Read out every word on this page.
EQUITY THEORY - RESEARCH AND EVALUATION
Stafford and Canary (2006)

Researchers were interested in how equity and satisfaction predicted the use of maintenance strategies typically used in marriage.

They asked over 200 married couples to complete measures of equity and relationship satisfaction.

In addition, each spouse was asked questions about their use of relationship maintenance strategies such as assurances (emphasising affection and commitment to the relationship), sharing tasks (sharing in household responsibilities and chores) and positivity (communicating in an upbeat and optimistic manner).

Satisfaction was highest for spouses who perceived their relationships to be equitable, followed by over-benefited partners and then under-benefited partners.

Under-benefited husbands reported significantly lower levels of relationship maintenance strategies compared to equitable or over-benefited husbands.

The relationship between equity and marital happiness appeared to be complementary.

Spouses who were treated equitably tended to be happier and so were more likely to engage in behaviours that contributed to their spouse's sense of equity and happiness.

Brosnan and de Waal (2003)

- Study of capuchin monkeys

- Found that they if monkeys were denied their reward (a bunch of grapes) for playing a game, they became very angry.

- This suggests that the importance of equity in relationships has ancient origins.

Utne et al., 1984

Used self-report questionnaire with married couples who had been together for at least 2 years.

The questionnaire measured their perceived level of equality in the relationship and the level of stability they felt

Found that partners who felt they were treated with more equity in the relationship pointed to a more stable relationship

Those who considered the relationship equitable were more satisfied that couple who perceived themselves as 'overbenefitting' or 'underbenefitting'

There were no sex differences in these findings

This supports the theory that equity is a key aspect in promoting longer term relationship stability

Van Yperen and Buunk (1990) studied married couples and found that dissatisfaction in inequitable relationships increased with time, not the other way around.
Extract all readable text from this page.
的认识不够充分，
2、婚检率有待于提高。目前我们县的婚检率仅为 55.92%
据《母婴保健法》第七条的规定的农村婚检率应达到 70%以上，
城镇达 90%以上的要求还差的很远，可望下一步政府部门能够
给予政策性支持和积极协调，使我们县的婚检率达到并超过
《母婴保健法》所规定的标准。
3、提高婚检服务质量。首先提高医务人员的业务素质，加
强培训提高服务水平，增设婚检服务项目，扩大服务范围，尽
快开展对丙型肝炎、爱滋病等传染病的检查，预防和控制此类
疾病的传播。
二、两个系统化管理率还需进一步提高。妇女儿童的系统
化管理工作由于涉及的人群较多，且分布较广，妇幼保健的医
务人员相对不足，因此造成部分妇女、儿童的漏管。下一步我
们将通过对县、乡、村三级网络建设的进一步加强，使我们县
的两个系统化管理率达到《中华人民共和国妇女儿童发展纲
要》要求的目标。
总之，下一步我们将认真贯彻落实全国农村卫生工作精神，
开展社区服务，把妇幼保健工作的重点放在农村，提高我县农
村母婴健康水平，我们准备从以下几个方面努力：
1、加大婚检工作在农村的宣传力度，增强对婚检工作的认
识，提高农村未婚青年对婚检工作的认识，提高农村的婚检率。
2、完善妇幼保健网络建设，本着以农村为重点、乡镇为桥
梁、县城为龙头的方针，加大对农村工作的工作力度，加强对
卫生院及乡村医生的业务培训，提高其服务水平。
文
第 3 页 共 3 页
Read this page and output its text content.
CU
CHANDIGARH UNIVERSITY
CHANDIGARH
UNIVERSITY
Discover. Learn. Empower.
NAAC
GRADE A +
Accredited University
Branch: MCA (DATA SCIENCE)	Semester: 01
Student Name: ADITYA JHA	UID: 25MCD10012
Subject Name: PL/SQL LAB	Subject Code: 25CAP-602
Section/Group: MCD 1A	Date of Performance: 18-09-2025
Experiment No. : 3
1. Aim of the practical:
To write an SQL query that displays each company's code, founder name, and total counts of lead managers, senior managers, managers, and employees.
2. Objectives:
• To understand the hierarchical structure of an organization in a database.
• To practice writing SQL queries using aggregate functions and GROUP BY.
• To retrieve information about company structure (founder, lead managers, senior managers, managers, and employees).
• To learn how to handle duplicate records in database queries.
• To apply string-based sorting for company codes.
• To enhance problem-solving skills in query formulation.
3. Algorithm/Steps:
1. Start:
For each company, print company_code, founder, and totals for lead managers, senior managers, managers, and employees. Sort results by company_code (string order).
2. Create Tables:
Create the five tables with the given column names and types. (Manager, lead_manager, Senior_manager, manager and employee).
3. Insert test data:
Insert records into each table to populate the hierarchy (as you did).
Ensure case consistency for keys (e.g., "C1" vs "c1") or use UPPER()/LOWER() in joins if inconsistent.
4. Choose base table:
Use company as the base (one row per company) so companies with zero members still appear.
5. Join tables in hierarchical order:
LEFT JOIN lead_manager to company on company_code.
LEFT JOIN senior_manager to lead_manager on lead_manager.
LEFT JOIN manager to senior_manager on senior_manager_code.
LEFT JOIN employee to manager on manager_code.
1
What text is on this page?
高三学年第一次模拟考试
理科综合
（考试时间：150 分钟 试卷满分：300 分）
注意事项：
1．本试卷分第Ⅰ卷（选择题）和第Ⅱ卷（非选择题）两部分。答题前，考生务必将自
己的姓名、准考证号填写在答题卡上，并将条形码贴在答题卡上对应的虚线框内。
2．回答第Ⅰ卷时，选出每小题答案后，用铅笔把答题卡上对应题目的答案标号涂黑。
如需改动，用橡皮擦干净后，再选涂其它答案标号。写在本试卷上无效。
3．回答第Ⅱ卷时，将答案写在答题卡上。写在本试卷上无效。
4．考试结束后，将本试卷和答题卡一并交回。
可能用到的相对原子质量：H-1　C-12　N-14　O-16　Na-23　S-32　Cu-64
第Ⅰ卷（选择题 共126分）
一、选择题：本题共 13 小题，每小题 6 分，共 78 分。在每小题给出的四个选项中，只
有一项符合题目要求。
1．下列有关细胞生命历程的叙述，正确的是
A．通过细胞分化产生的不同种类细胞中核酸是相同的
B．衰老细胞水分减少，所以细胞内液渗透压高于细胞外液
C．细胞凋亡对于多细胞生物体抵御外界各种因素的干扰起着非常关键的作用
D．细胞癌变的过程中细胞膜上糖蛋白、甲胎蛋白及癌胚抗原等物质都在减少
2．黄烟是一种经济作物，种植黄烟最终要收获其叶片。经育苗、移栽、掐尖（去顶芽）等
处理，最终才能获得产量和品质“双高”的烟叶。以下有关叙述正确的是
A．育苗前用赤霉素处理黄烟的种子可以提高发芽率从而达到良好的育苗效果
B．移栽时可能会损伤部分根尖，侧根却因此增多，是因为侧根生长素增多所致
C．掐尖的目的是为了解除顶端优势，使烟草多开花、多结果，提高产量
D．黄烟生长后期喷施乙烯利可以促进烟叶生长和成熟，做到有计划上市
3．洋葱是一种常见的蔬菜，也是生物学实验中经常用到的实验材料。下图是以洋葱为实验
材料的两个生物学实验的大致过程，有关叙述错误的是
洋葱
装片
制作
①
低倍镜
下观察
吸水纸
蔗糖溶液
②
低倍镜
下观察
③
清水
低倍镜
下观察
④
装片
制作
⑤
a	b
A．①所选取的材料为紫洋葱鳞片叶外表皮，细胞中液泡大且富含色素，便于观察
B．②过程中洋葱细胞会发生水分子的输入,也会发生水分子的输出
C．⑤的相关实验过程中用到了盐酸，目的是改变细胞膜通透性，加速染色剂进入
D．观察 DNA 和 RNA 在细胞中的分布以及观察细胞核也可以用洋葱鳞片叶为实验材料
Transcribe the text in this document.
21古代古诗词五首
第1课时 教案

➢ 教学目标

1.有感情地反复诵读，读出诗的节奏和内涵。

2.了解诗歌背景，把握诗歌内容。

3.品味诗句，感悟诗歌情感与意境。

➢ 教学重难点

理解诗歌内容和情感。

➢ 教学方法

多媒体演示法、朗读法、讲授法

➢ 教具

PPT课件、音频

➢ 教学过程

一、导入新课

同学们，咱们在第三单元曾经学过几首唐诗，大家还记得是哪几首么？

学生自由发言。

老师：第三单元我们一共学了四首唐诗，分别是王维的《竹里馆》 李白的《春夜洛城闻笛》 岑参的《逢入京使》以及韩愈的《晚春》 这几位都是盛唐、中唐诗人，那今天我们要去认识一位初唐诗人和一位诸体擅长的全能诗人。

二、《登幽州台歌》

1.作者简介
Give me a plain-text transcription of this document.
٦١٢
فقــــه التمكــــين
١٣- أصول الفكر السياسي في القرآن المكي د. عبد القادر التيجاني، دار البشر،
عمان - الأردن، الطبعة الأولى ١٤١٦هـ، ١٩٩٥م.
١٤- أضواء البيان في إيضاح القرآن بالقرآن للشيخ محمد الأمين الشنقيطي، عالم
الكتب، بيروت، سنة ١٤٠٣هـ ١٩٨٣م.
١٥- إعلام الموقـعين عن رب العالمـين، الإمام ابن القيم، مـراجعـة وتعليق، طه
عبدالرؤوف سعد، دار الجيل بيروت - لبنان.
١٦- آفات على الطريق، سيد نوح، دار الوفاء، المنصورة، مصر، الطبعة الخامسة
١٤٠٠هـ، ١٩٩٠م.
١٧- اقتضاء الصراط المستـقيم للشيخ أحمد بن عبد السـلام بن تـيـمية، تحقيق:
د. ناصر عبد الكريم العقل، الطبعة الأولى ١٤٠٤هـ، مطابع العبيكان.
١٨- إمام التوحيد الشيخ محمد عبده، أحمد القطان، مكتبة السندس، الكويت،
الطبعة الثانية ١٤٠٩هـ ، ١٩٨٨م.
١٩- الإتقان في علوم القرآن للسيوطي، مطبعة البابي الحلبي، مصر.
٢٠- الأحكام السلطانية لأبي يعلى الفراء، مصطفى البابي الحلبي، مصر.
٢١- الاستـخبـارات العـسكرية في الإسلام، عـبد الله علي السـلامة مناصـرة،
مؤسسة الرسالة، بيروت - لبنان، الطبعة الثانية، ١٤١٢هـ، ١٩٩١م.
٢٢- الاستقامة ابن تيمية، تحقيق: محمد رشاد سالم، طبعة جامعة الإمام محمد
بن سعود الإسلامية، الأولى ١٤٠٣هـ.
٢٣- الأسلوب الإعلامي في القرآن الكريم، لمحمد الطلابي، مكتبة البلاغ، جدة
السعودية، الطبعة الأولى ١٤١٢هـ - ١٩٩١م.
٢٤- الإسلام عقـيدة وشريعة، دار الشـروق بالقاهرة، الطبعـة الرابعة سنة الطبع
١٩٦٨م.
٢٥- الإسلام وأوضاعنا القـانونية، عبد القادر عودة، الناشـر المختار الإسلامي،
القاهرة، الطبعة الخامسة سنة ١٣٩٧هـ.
───
_What you will do_
Ascertain the number of lines in the entries that include the word "document", and report only that number.

_Final answer_
2